■ **Dataset records**
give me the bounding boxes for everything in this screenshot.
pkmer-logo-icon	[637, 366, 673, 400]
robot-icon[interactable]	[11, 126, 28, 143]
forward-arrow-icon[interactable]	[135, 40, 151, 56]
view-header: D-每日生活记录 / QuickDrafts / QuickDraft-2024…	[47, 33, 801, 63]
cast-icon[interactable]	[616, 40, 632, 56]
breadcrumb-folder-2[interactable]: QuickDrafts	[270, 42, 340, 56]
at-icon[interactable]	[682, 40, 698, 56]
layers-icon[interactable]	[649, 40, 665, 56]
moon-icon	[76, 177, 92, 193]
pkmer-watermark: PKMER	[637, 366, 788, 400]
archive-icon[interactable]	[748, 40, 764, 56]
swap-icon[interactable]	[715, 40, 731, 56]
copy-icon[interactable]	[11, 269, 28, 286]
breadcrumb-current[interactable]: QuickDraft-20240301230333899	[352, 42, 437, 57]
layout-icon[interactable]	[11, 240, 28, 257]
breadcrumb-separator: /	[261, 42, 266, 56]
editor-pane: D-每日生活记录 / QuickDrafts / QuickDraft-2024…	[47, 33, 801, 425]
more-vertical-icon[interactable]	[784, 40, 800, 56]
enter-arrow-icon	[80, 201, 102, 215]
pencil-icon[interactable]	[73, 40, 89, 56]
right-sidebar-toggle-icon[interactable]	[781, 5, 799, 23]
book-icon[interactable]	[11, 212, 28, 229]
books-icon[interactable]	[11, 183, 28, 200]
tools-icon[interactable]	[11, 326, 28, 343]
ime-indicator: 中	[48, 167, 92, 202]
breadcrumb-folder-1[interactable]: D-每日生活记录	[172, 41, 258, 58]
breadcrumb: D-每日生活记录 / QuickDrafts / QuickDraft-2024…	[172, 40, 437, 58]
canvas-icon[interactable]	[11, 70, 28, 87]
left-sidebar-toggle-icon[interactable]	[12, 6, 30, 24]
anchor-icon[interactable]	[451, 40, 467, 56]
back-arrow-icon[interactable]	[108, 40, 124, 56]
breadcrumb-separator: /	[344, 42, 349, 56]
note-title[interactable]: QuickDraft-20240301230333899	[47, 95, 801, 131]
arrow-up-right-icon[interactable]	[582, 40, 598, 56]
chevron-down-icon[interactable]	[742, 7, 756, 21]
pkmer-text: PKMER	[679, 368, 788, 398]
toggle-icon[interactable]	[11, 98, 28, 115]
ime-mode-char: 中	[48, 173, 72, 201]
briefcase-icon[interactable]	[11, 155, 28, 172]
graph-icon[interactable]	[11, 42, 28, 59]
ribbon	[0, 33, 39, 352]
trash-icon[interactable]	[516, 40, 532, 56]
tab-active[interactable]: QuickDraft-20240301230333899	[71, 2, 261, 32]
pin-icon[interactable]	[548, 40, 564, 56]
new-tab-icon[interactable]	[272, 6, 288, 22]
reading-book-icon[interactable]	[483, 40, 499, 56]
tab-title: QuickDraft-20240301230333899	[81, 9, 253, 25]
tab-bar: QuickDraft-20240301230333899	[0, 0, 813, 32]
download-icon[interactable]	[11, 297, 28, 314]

■ **Exercise directions**
List every line of the items above as a numbered list, omitting any blank lines.

■ **Exercise answer**
1. give me the bounding boxes for everything in this screenshot.
2. pkmer-logo-icon	[637, 366, 673, 400]
3. robot-icon[interactable]	[11, 126, 28, 143]
4. forward-arrow-icon[interactable]	[135, 40, 151, 56]
5. view-header: D-每日生活记录 / QuickDrafts / QuickDraft-2024…	[47, 33, 801, 63]
6. cast-icon[interactable]	[616, 40, 632, 56]
7. breadcrumb-folder-2[interactable]: QuickDrafts	[270, 42, 340, 56]
8. at-icon[interactable]	[682, 40, 698, 56]
9. layers-icon[interactable]	[649, 40, 665, 56]
10. moon-icon	[76, 177, 92, 193]
11. pkmer-watermark: PKMER	[637, 366, 788, 400]
12. archive-icon[interactable]	[748, 40, 764, 56]
13. swap-icon[interactable]	[715, 40, 731, 56]
14. copy-icon[interactable]	[11, 269, 28, 286]
15. breadcrumb-current[interactable]: QuickDraft-20240301230333899	[352, 42, 437, 57]
16. layout-icon[interactable]	[11, 240, 28, 257]
17. breadcrumb-separator: /	[261, 42, 266, 56]
18. editor-pane: D-每日生活记录 / QuickDrafts / QuickDraft-2024…	[47, 33, 801, 425]
19. more-vertical-icon[interactable]	[784, 40, 800, 56]
20. enter-arrow-icon	[80, 201, 102, 215]
21. pencil-icon[interactable]	[73, 40, 89, 56]
22. right-sidebar-toggle-icon[interactable]	[781, 5, 799, 23]
23. book-icon[interactable]	[11, 212, 28, 229]
24. books-icon[interactable]	[11, 183, 28, 200]
25. tools-icon[interactable]	[11, 326, 28, 343]
26. ime-indicator: 中	[48, 167, 92, 202]
27. breadcrumb-folder-1[interactable]: D-每日生活记录	[172, 41, 258, 58]
28. breadcrumb: D-每日生活记录 / QuickDrafts / QuickDraft-2024…	[172, 40, 437, 58]
29. canvas-icon[interactable]	[11, 70, 28, 87]
30. left-sidebar-toggle-icon[interactable]	[12, 6, 30, 24]
31. anchor-icon[interactable]	[451, 40, 467, 56]
32. back-arrow-icon[interactable]	[108, 40, 124, 56]
33. breadcrumb-separator: /	[344, 42, 349, 56]
34. note-title[interactable]: QuickDraft-20240301230333899	[47, 95, 801, 131]
35. arrow-up-right-icon[interactable]	[582, 40, 598, 56]
36. chevron-down-icon[interactable]	[742, 7, 756, 21]
37. pkmer-text: PKMER	[679, 368, 788, 398]
38. toggle-icon[interactable]	[11, 98, 28, 115]
39. ime-mode-char: 中	[48, 173, 72, 201]
40. briefcase-icon[interactable]	[11, 155, 28, 172]
41. graph-icon[interactable]	[11, 42, 28, 59]
42. ribbon	[0, 33, 39, 352]
43. trash-icon[interactable]	[516, 40, 532, 56]
44. tab-active[interactable]: QuickDraft-20240301230333899	[71, 2, 261, 32]
45. pin-icon[interactable]	[548, 40, 564, 56]
46. new-tab-icon[interactable]	[272, 6, 288, 22]
47. reading-book-icon[interactable]	[483, 40, 499, 56]
48. tab-title: QuickDraft-20240301230333899	[81, 9, 253, 25]
49. tab-bar: QuickDraft-20240301230333899	[0, 0, 813, 32]
50. download-icon[interactable]	[11, 297, 28, 314]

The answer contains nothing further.